Work required: Determine how many lines contain the string "Spectrum", then reply with that figure only.

[Start]

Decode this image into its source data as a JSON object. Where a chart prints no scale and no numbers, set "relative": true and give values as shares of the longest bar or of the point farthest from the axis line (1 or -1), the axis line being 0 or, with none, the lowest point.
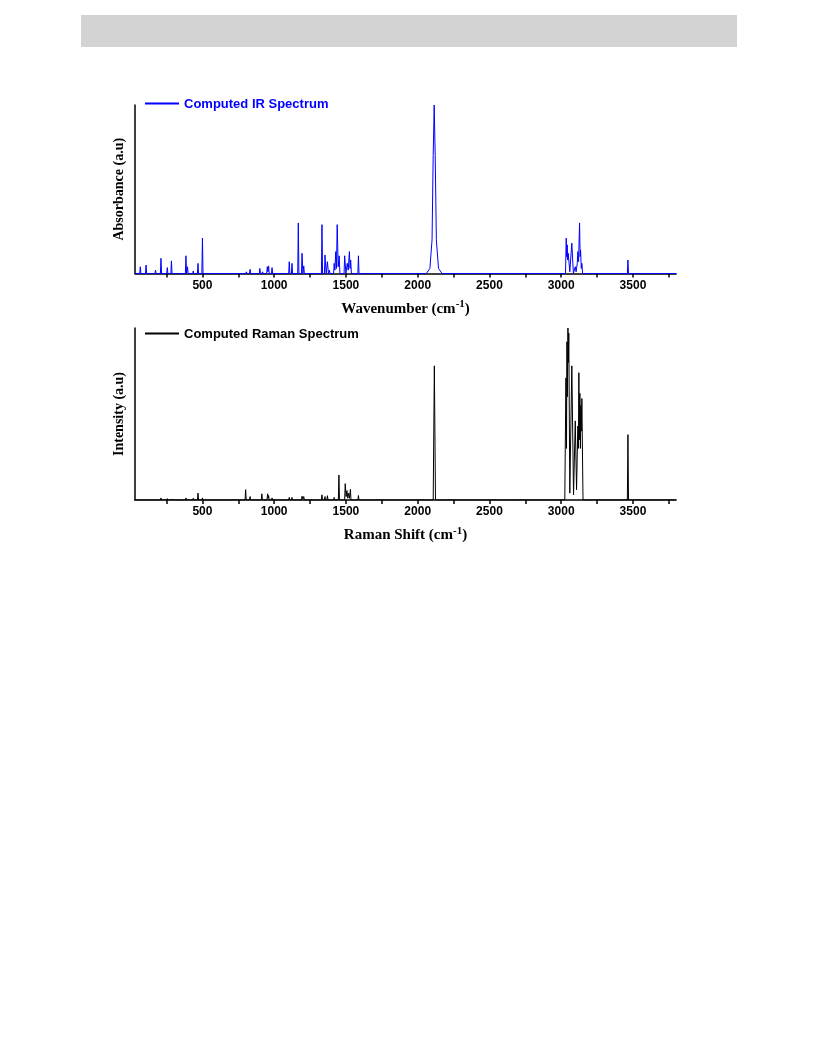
{
  "chart_data": [
    {
      "type": "line",
      "xlabel": "Wavenumber (cm$^{-1}$)",
      "ylabel": "Absorbance (a.u)",
      "relative": true,
      "legend": "top left",
      "grid": false,
      "marker": "none",
      "line_style": "solid",
      "xlim": [
        30,
        3800
      ],
      "xticks": [
        {
          "value": 250,
          "label": null
        },
        500,
        {
          "value": 750,
          "label": null
        },
        1000,
        {
          "value": 1250,
          "label": null
        },
        1500,
        {
          "value": 1750,
          "label": null
        },
        2000,
        {
          "value": 2250,
          "label": null
        },
        2500,
        {
          "value": 2750,
          "label": null
        },
        3000,
        {
          "value": 3250,
          "label": null
        },
        3500,
        {
          "value": 3750,
          "label": null
        }
      ],
      "series": [
        {
          "name": "Computed IR Spectrum",
          "color": "#0000ff",
          "x": [
            30,
            63,
            67,
            71,
            103,
            107,
            111,
            169,
            173,
            177,
            207,
            211,
            215,
            251,
            255,
            259,
            280,
            284,
            288,
            381,
            385,
            389,
            392,
            396,
            400,
            432,
            436,
            440,
            465,
            469,
            473,
            496,
            500,
            504,
            802,
            806,
            810,
            828,
            832,
            836,
            896,
            900,
            904,
            915,
            919,
            923,
            948,
            952,
            956,
            961,
            965,
            981,
            985,
            989,
            1101,
            1105,
            1109,
            1120,
            1124,
            1128,
            1164,
            1168,
            1172,
            1190,
            1194,
            1200,
            1206,
            1210,
            1329,
            1333,
            1337,
            1350,
            1354,
            1362,
            1371,
            1378,
            1385,
            1389,
            1414,
            1418,
            1423,
            1429,
            1434,
            1439,
            1446,
            1453,
            1458,
            1487,
            1491,
            1500,
            1509,
            1516,
            1524,
            1529,
            1533,
            1538,
            1583,
            1587,
            1591,
            2060,
            2085,
            2100,
            2108,
            2115,
            2122,
            2130,
            2145,
            2170,
            3030,
            3035,
            3038,
            3042,
            3045,
            3049,
            3060,
            3074,
            3085,
            3098,
            3104,
            3112,
            3116,
            3121,
            3128,
            3132,
            3135,
            3140,
            3144,
            3149,
            3461,
            3465,
            3469,
            3800
          ],
          "values": [
            0,
            0,
            0.04,
            0,
            0,
            0.05,
            0,
            0,
            0.02,
            0,
            0,
            0.09,
            0,
            0,
            0.035,
            0,
            0,
            0.075,
            0,
            0,
            0.105,
            0,
            0,
            0.04,
            0,
            0,
            0.015,
            0,
            0,
            0.06,
            0,
            0,
            0.21,
            0,
            0,
            0.01,
            0,
            0,
            0.025,
            0,
            0,
            0.03,
            0,
            0,
            0.01,
            0,
            0,
            0.04,
            0.01,
            0.045,
            0,
            0,
            0.035,
            0,
            0,
            0.07,
            0,
            0,
            0.06,
            0,
            0,
            0.3,
            0,
            0,
            0.12,
            0,
            0.045,
            0,
            0,
            0.29,
            0,
            0,
            0.11,
            0,
            0.07,
            0,
            0.02,
            0,
            0,
            0.06,
            0.02,
            0.13,
            0.03,
            0.29,
            0.04,
            0.105,
            0,
            0,
            0.105,
            0,
            0.06,
            0.02,
            0.13,
            0.03,
            0.08,
            0,
            0,
            0.105,
            0,
            0,
            0.03,
            0.2,
            0.7,
            1,
            0.7,
            0.2,
            0.03,
            0,
            0,
            0.21,
            0.1,
            0.17,
            0.08,
            0.12,
            0.01,
            0.18,
            0,
            0.04,
            0.01,
            0.06,
            0.13,
            0.07,
            0.3,
            0.1,
            0.14,
            0.03,
            0.06,
            0,
            0,
            0.08,
            0,
            0
          ]
        }
      ]
    },
    {
      "type": "line",
      "xlabel": "Raman Shift (cm$^{-1}$)",
      "ylabel": "Intensity (a.u)",
      "relative": true,
      "legend": "top left",
      "grid": false,
      "marker": "none",
      "line_style": "solid",
      "xlim": [
        30,
        3800
      ],
      "xticks": [
        {
          "value": 250,
          "label": null
        },
        500,
        {
          "value": 750,
          "label": null
        },
        1000,
        {
          "value": 1250,
          "label": null
        },
        1500,
        {
          "value": 1750,
          "label": null
        },
        2000,
        {
          "value": 2250,
          "label": null
        },
        2500,
        {
          "value": 2750,
          "label": null
        },
        3000,
        {
          "value": 3250,
          "label": null
        },
        3500,
        {
          "value": 3750,
          "label": null
        }
      ],
      "series": [
        {
          "name": "Computed Raman Spectrum",
          "color": "#000000",
          "x": [
            30,
            207,
            211,
            215,
            251,
            255,
            259,
            280,
            284,
            288,
            381,
            385,
            389,
            432,
            436,
            440,
            465,
            469,
            473,
            496,
            500,
            504,
            797,
            801,
            805,
            828,
            832,
            836,
            910,
            914,
            918,
            950,
            954,
            958,
            961,
            965,
            981,
            985,
            989,
            1101,
            1105,
            1109,
            1120,
            1124,
            1128,
            1190,
            1194,
            1200,
            1206,
            1210,
            1329,
            1333,
            1337,
            1350,
            1354,
            1358,
            1367,
            1371,
            1375,
            1414,
            1418,
            1422,
            1447,
            1451,
            1455,
            1491,
            1495,
            1501,
            1507,
            1513,
            1519,
            1525,
            1531,
            1535,
            1583,
            1587,
            1591,
            2108,
            2116,
            2124,
            3025,
            3033,
            3037,
            3040,
            3043,
            3047,
            3050,
            3053,
            3060,
            3074,
            3086,
            3098,
            3107,
            3116,
            3120,
            3123,
            3127,
            3130,
            3134,
            3137,
            3140,
            3144,
            3152,
            3461,
            3465,
            3469,
            3800
          ],
          "values": [
            0,
            0,
            0.012,
            0,
            0,
            0.008,
            0,
            0,
            0.006,
            0,
            0,
            0.012,
            0,
            0,
            0.01,
            0,
            0,
            0.04,
            0,
            0,
            0.012,
            0,
            0,
            0.06,
            0,
            0,
            0.02,
            0,
            0,
            0.036,
            0,
            0,
            0.036,
            0.01,
            0.026,
            0,
            0,
            0.012,
            0,
            0,
            0.015,
            0,
            0,
            0.015,
            0,
            0,
            0.022,
            0.005,
            0.02,
            0,
            0,
            0.03,
            0,
            0,
            0.02,
            0,
            0,
            0.025,
            0,
            0,
            0.015,
            0,
            0,
            0.145,
            0,
            0,
            0.095,
            0.02,
            0.055,
            0.01,
            0.04,
            0.01,
            0.062,
            0,
            0,
            0.026,
            0,
            0,
            0.78,
            0,
            0,
            0.71,
            0.3,
            0.92,
            0.6,
            1,
            0.8,
            0.97,
            0.04,
            0.78,
            0.03,
            0.46,
            0.06,
            0.43,
            0.3,
            0.74,
            0.35,
            0.62,
            0.3,
            0.55,
            0.4,
            0.59,
            0,
            0,
            0.38,
            0,
            0
          ]
        }
      ]
    }
  ]
}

[End]

Answer to the task: 2